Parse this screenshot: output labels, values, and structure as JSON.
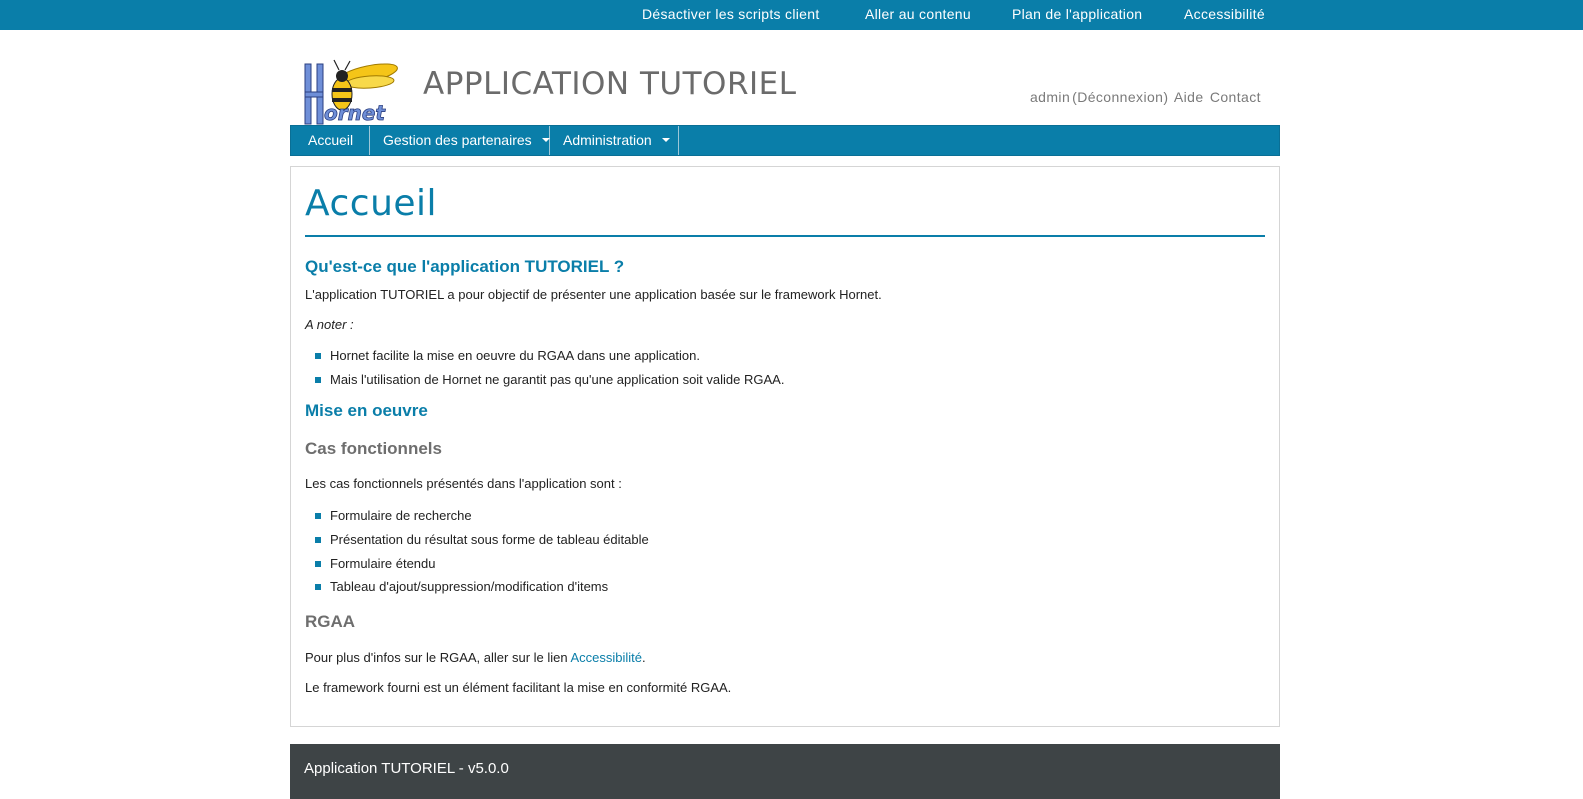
{
  "top_links": [
    "Désactiver les scripts client",
    "Aller au contenu",
    "Plan de l'application",
    "Accessibilité"
  ],
  "header": {
    "logo_text": "Hornet",
    "app_title": "APPLICATION TUTORIEL",
    "user": "admin",
    "logout": "(Déconnexion)",
    "help": "Aide",
    "contact": "Contact"
  },
  "nav": {
    "items": [
      {
        "label": "Accueil"
      },
      {
        "label": "Gestion des partenaires"
      },
      {
        "label": "Administration"
      }
    ]
  },
  "main": {
    "title": "Accueil",
    "section1": {
      "heading": "Qu'est-ce que l'application TUTORIEL ?",
      "intro": "L'application TUTORIEL a pour objectif de présenter une application basée sur le framework Hornet.",
      "note": "A noter :",
      "bullets": [
        "Hornet facilite la mise en oeuvre du RGAA dans une application.",
        "Mais l'utilisation de Hornet ne garantit pas qu'une application soit valide RGAA."
      ]
    },
    "section2": {
      "heading": "Mise en oeuvre",
      "sub1": {
        "heading": "Cas fonctionnels",
        "intro": "Les cas fonctionnels présentés dans l'application sont :",
        "bullets": [
          "Formulaire de recherche",
          "Présentation du résultat sous forme de tableau éditable",
          "Formulaire étendu",
          "Tableau d'ajout/suppression/modification d'items"
        ]
      },
      "sub2": {
        "heading": "RGAA",
        "p1_before": "Pour plus d'infos sur le RGAA, aller sur le lien ",
        "p1_link": "Accessibilité",
        "p1_after": ".",
        "p2": "Le framework fourni est un élément facilitant la mise en conformité RGAA."
      }
    }
  },
  "footer": {
    "text": "Application TUTORIEL - v5.0.0"
  },
  "colors": {
    "primary": "#0a7ea9",
    "footer_bg": "#3e4446",
    "muted_text": "#6e6e6e",
    "logo_wasp": "#f5c518",
    "logo_letters": "#6f8fd8"
  },
  "icons": {
    "logo": "hornet-wasp-logo",
    "dropdown": "caret-down-icon",
    "bullet": "square-bullet-icon"
  }
}
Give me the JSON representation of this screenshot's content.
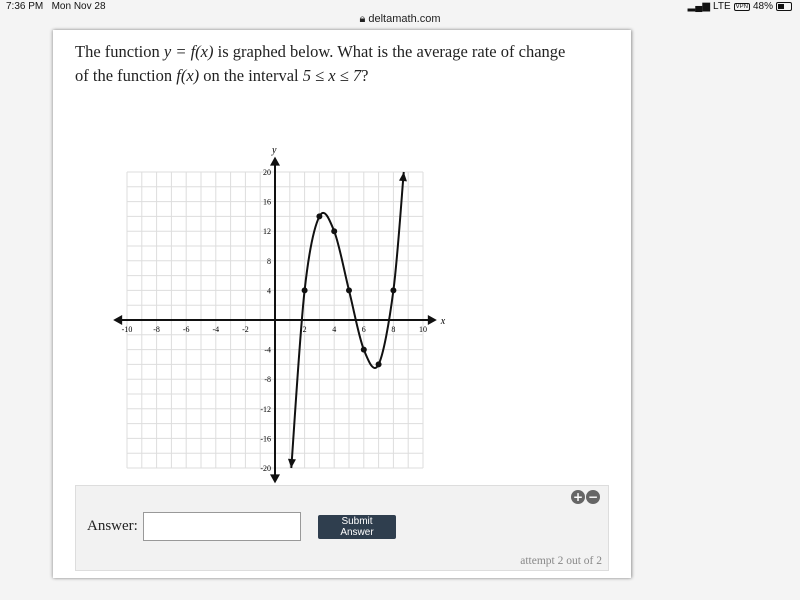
{
  "status_bar": {
    "time": "7:36 PM",
    "date": "Mon Nov 28",
    "carrier": "LTE",
    "vpn": "VPN",
    "battery": "48%"
  },
  "browser": {
    "url": "deltamath.com"
  },
  "question": {
    "line1_a": "The function ",
    "eq1": "y = f(x)",
    "line1_b": " is graphed below. What is the average rate of change",
    "line2_a": "of the function ",
    "eq2": "f(x)",
    "line2_b": " on the interval ",
    "eq3": "5 ≤ x ≤ 7",
    "line2_c": "?"
  },
  "chart_data": {
    "type": "line",
    "xlabel": "x",
    "ylabel": "y",
    "xlim": [
      -10,
      10
    ],
    "ylim": [
      -20,
      20
    ],
    "x_ticks": [
      -10,
      -8,
      -6,
      -4,
      -2,
      2,
      4,
      6,
      8,
      10
    ],
    "y_ticks": [
      20,
      16,
      12,
      8,
      4,
      -4,
      -8,
      -12,
      -16,
      -20
    ],
    "grid": true,
    "points": [
      {
        "x": 2,
        "y": 4
      },
      {
        "x": 3,
        "y": 14
      },
      {
        "x": 4,
        "y": 12
      },
      {
        "x": 5,
        "y": 4
      },
      {
        "x": 6,
        "y": -4
      },
      {
        "x": 7,
        "y": -6
      },
      {
        "x": 8,
        "y": 4
      }
    ],
    "curve_ends": [
      {
        "x": 1.1,
        "y": -20
      },
      {
        "x": 8.7,
        "y": 20
      }
    ]
  },
  "answer": {
    "label": "Answer:",
    "value": "",
    "submit": "Submit Answer",
    "attempt": "attempt 2 out of 2",
    "zoom_in": "+",
    "zoom_out": "−"
  }
}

**Instructions to follow**
In the material above, how many lines hold the word "framework"? Say only the number.

**The response**
2